Dataset entries:
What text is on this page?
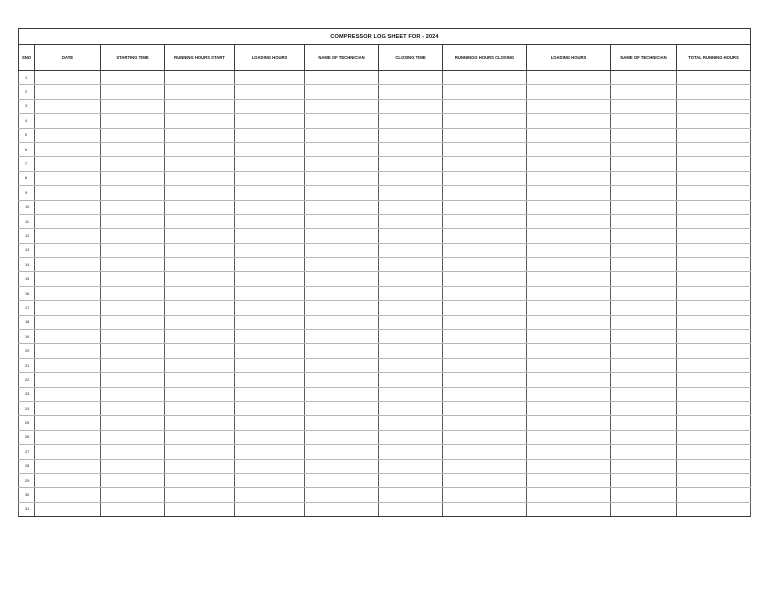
COMPRESSOR LOG SHEET FOR - 2024										
SNO	DATE	STARTING TIME	RUNNING HOURS START	LOADING HOURS	NAME OF TECHNICIAN	CLOSING TIME	RUNNINGG HOURS CLOSING	LOADING HOURS	NAME OF TECHNICIAN	TOTAL RUNNING HOURS
1										
2										
3										
4										
5										
6										
7										
8										
9										
10										
11										
12										
13										
14										
15										
16										
17										
18										
19										
20										
21										
22										
23										
24										
25										
26										
27										
28										
29										
30										
31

▶ Written exercise:
Pictures stay out; repeat all the rest of the records exactly.

▶ Reply to the exercise:
What text is on this page?
COMPRESSOR LOG SHEET FOR - 2024										
SNO	DATE	STARTING TIME	RUNNING HOURS START	LOADING HOURS	NAME OF TECHNICIAN	CLOSING TIME	RUNNINGG HOURS CLOSING	LOADING HOURS	NAME OF TECHNICIAN	TOTAL RUNNING HOURS
1										
2										
3										
4										
5										
6										
7										
8										
9										
10										
11										
12										
13										
14										
15										
16										
17										
18										
19										
20										
21										
22										
23										
24										
25										
26										
27										
28										
29										
30										
31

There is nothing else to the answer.